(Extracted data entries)
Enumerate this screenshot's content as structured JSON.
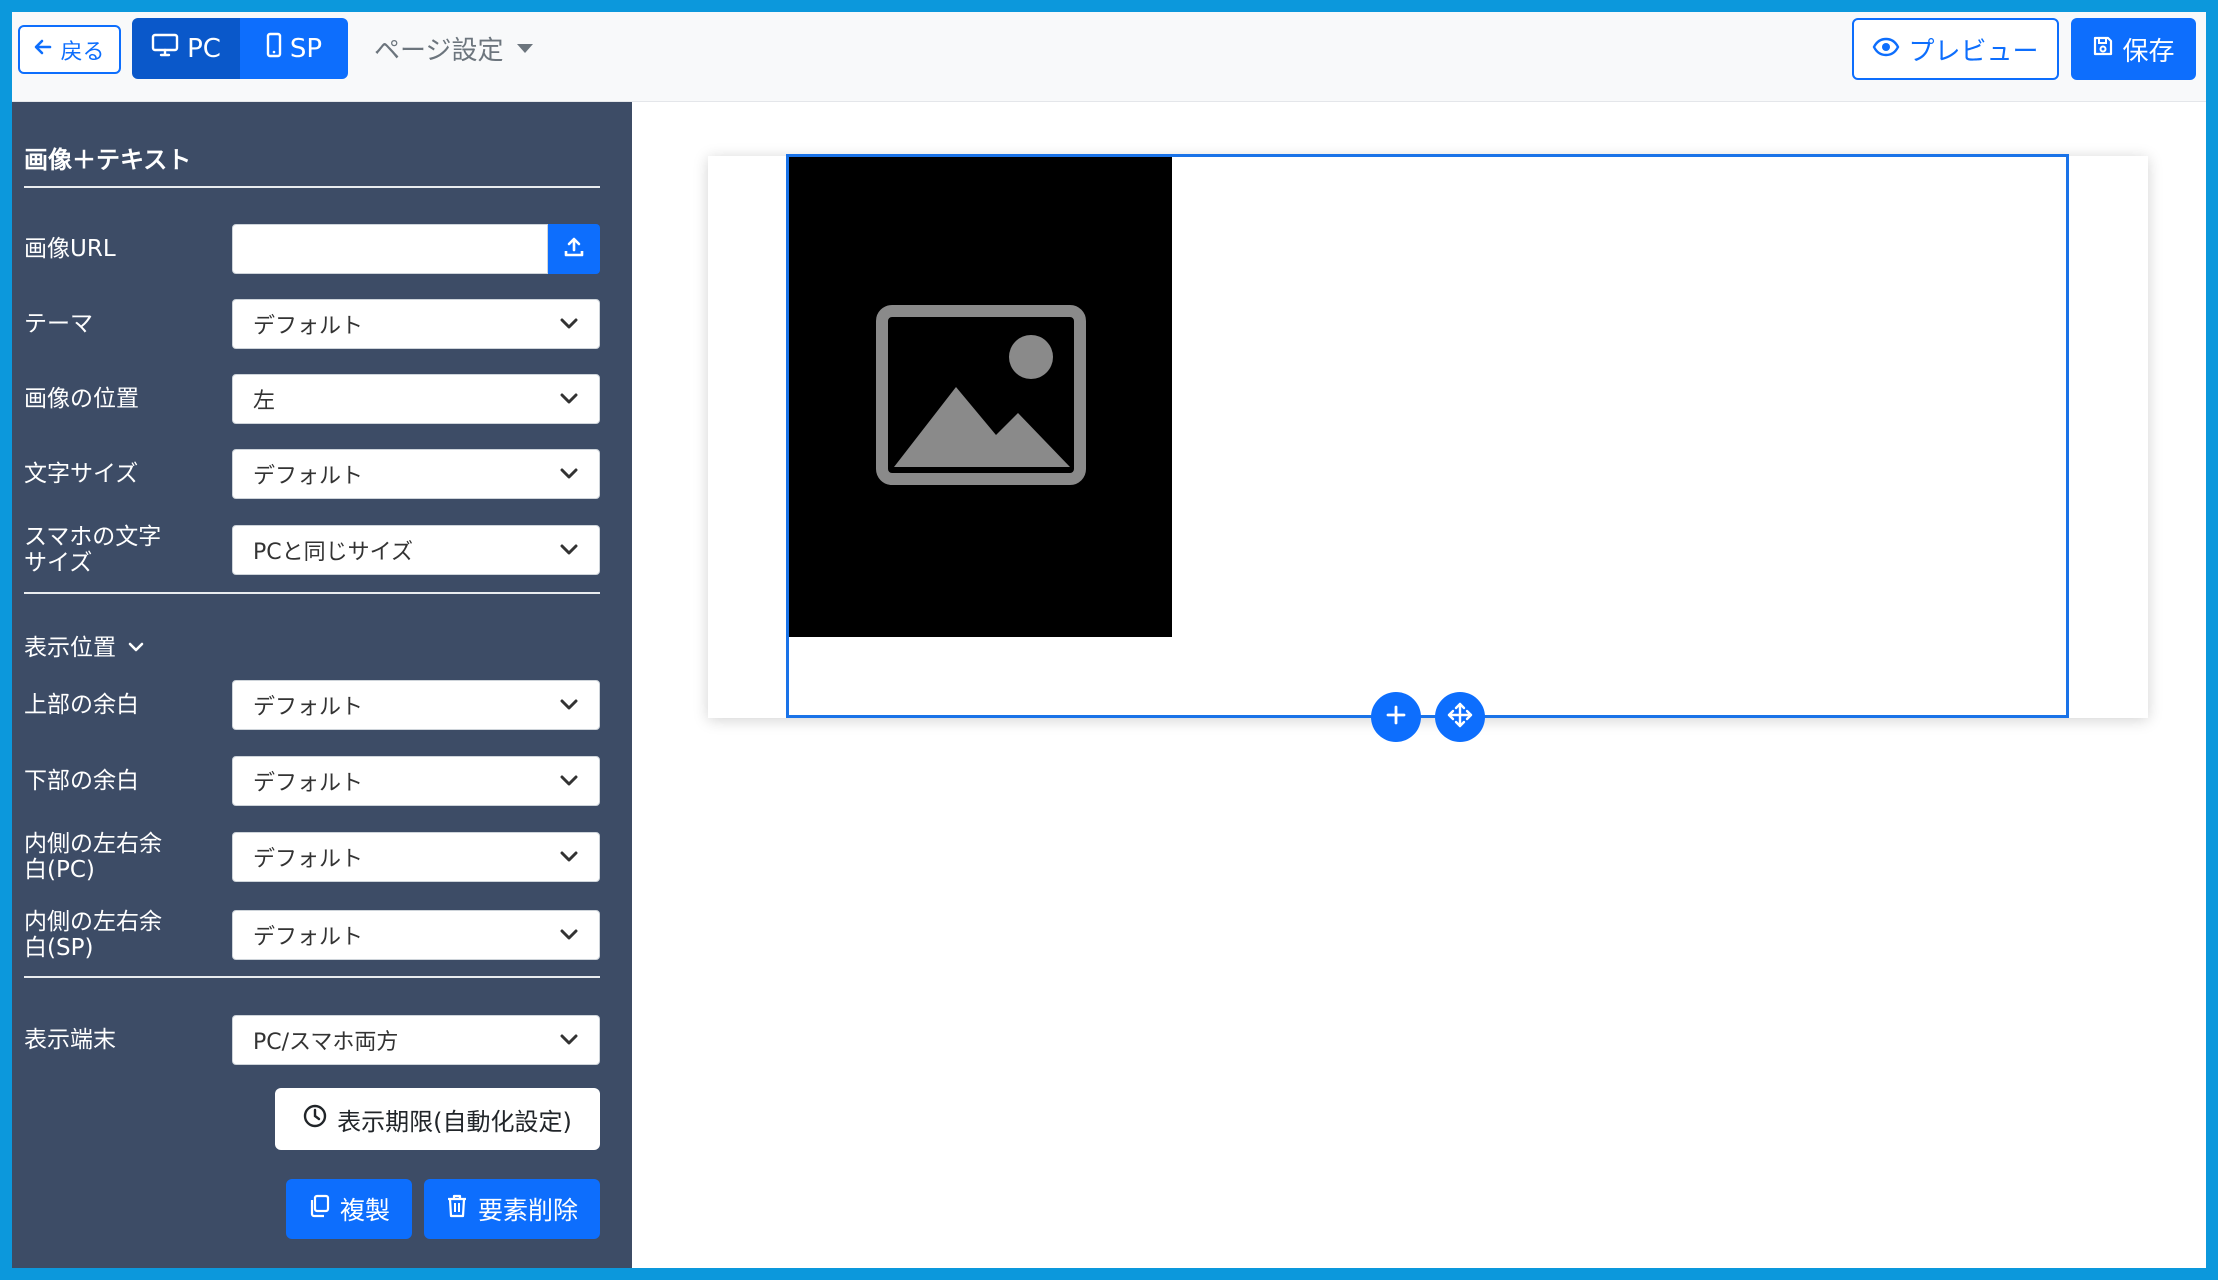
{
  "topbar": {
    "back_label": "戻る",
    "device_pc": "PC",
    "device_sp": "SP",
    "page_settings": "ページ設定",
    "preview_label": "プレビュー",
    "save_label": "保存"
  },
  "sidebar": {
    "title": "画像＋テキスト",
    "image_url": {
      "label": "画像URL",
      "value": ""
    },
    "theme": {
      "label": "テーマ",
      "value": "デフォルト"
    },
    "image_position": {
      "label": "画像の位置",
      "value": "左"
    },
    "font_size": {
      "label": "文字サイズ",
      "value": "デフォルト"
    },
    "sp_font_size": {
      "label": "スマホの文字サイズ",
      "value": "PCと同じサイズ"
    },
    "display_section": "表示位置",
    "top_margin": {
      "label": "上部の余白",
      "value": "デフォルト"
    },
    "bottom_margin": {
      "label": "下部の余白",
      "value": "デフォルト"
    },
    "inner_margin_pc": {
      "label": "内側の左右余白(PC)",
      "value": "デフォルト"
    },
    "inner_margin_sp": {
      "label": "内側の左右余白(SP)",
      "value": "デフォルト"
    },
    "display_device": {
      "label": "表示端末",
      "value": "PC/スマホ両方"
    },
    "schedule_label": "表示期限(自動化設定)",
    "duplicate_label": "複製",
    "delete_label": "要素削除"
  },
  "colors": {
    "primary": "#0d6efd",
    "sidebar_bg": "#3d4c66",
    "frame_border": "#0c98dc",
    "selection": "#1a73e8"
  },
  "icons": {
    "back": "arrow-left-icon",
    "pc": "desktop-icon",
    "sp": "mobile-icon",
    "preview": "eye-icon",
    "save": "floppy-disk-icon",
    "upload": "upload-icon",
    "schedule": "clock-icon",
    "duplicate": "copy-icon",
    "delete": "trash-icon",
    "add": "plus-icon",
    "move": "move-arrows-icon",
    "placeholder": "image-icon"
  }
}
---
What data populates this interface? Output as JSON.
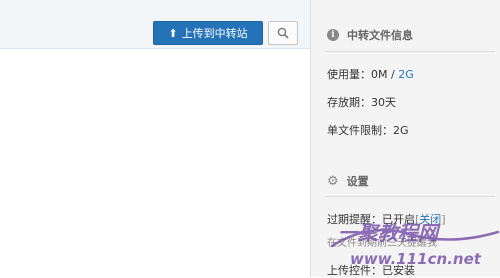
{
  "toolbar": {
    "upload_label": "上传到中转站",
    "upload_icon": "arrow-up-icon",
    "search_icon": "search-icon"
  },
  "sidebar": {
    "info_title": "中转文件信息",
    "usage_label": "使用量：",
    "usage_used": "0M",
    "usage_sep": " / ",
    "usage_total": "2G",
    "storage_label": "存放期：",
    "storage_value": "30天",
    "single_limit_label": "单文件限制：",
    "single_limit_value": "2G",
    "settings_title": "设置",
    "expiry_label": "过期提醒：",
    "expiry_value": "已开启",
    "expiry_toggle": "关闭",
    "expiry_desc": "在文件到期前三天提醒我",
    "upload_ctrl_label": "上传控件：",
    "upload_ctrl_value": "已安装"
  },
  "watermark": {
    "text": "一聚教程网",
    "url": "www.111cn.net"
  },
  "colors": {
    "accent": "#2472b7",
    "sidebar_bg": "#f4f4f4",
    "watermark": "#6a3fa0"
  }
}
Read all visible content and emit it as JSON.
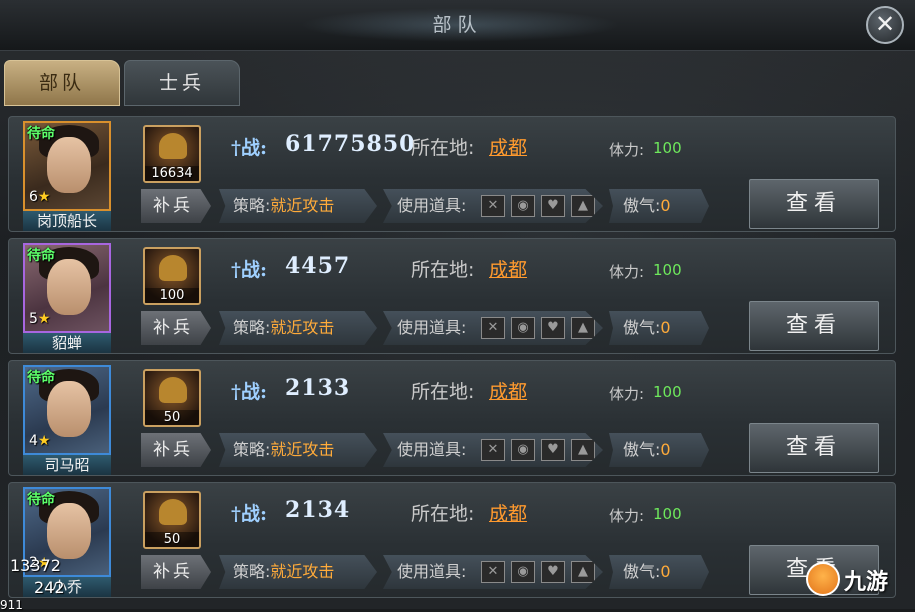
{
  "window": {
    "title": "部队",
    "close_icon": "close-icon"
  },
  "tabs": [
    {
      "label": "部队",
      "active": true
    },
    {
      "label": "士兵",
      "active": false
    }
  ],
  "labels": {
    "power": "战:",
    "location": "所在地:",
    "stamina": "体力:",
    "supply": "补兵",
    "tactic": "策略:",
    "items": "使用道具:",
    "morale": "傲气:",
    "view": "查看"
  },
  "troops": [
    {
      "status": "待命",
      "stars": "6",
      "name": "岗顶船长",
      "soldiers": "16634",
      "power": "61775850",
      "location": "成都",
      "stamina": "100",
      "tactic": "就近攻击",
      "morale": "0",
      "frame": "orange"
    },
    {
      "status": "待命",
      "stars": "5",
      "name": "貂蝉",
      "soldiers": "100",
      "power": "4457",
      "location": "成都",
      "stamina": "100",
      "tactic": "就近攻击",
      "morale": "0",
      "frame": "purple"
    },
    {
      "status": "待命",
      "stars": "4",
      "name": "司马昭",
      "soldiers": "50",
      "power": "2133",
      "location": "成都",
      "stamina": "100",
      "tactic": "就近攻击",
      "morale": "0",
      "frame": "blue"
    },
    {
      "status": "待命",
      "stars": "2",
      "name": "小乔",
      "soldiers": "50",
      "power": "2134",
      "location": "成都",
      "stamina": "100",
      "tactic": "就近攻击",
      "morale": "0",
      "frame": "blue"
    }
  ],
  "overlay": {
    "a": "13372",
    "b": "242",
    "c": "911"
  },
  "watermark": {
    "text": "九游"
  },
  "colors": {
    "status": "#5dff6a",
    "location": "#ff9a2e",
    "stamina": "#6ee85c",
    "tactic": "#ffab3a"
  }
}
---
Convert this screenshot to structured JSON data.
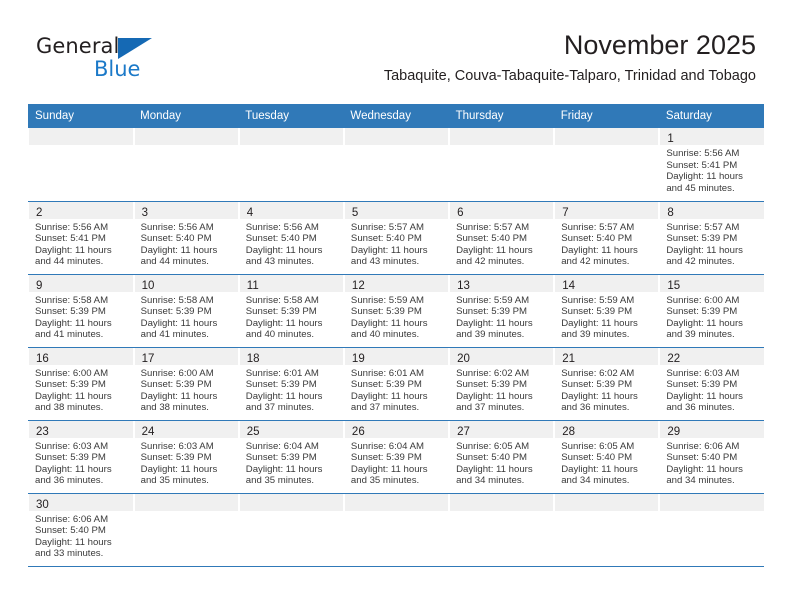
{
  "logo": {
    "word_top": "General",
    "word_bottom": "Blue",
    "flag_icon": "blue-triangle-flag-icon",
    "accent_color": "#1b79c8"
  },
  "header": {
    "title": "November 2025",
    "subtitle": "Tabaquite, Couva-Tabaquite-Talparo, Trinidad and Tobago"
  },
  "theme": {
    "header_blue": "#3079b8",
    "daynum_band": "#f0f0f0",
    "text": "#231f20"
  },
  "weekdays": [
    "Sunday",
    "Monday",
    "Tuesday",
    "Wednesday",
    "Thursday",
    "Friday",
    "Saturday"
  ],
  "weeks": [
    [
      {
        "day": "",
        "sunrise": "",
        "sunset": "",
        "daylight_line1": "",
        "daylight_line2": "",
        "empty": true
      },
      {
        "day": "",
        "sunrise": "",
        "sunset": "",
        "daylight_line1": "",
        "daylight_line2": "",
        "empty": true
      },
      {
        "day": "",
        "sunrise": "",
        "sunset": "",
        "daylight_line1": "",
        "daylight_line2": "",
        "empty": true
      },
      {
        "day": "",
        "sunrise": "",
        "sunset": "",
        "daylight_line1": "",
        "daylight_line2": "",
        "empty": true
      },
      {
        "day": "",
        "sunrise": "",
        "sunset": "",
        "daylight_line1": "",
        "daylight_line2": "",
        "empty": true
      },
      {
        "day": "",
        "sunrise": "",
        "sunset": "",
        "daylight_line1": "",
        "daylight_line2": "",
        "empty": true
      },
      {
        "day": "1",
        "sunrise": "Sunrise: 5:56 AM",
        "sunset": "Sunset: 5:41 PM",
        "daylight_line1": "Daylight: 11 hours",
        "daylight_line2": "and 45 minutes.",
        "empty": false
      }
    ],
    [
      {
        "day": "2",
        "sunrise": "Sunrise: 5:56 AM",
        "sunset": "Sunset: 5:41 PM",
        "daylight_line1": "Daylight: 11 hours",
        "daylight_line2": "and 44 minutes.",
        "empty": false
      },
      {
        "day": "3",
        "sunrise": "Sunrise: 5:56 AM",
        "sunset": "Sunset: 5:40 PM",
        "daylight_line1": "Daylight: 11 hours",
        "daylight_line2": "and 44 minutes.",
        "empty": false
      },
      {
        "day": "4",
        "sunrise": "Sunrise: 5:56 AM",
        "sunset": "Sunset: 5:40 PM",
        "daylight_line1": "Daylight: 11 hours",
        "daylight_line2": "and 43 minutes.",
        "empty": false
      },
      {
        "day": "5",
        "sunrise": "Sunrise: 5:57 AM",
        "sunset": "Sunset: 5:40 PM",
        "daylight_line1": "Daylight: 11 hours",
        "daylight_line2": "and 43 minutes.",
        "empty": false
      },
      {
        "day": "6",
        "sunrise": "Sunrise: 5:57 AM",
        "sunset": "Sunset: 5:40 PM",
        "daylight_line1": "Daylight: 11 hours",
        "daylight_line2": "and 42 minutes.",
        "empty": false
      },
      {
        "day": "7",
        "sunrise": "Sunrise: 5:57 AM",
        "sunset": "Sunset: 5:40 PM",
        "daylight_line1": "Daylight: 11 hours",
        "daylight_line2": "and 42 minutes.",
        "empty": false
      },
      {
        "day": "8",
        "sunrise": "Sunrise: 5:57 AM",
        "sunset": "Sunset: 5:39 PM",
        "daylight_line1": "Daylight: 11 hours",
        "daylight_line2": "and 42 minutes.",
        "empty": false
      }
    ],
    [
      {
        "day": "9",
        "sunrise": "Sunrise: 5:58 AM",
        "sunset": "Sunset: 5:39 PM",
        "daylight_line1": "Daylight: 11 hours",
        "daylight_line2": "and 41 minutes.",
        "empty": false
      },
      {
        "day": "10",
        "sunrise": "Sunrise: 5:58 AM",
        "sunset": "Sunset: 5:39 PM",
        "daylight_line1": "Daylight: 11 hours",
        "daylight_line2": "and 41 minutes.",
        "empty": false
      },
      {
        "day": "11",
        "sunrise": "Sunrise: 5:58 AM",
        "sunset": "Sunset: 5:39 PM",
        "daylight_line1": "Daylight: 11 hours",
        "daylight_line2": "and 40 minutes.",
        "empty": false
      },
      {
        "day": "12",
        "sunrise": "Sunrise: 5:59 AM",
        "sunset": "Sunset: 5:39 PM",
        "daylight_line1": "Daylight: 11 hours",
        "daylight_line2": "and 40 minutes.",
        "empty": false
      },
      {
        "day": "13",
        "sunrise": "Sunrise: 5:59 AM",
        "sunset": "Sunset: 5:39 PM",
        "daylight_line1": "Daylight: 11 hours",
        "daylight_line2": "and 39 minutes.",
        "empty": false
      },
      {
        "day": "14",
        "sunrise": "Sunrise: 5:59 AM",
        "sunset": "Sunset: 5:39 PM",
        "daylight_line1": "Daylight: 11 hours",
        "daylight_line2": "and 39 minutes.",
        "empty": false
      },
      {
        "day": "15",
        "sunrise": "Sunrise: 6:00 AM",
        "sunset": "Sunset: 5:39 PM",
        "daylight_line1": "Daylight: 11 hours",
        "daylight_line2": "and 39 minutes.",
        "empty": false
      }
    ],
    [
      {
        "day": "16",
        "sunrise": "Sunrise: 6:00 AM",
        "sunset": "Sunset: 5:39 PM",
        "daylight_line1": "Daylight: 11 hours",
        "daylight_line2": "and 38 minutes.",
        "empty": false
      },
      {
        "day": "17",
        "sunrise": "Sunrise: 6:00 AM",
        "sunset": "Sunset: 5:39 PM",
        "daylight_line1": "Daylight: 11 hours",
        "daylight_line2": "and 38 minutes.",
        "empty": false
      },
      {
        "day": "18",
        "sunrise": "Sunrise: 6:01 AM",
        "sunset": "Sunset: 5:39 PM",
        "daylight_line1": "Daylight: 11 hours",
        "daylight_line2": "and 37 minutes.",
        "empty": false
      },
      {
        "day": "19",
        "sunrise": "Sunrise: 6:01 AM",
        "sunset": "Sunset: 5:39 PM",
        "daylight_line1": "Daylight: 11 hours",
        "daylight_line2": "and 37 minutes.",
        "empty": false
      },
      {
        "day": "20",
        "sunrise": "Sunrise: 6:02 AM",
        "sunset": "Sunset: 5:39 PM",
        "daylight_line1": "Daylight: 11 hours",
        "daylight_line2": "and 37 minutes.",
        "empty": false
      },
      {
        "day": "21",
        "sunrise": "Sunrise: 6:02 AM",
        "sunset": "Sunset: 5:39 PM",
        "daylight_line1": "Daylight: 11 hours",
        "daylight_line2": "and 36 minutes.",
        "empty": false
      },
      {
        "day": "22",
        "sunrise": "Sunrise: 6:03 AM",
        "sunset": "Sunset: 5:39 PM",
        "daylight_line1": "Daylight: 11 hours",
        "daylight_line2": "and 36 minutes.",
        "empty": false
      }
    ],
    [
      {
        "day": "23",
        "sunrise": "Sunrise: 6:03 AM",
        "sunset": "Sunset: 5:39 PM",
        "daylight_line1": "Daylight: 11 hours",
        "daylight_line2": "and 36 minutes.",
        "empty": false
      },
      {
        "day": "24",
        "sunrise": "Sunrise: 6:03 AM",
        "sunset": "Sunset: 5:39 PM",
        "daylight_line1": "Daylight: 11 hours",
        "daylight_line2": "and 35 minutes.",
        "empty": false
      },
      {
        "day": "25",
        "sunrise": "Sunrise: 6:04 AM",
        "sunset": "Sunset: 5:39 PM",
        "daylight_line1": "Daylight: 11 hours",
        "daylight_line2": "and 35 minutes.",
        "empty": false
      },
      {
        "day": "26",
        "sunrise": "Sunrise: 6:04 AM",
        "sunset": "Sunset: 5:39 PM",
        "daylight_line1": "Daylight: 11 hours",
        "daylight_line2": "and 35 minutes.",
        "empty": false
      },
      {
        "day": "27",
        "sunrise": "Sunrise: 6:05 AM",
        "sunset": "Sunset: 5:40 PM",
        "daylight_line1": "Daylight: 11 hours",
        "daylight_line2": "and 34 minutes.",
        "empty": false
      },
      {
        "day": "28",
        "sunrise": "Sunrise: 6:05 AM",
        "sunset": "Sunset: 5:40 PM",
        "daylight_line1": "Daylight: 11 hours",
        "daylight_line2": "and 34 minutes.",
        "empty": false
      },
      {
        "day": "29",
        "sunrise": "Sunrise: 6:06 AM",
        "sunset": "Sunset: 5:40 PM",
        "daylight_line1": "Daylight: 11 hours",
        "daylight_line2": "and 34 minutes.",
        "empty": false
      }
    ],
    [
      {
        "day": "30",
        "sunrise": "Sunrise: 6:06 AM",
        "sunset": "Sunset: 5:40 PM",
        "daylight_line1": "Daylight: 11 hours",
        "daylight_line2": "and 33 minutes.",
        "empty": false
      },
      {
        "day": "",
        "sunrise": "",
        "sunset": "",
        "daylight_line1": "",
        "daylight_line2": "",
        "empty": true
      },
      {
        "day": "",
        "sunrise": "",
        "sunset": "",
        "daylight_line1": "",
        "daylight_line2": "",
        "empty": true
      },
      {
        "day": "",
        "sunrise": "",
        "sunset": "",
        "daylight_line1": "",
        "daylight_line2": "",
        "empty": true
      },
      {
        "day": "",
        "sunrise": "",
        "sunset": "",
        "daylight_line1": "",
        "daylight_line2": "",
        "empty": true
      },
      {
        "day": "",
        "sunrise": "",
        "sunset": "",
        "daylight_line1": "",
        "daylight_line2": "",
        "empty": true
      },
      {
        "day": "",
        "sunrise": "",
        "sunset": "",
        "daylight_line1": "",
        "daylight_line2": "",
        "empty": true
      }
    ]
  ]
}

Exercise requirements
Scan the listing above. Gather each line that contains the word "this".

Solution to the exercise
Enumerate this screenshot's content as structured JSON.
What data populates this interface? Output as JSON.
Convert this screenshot to structured JSON data.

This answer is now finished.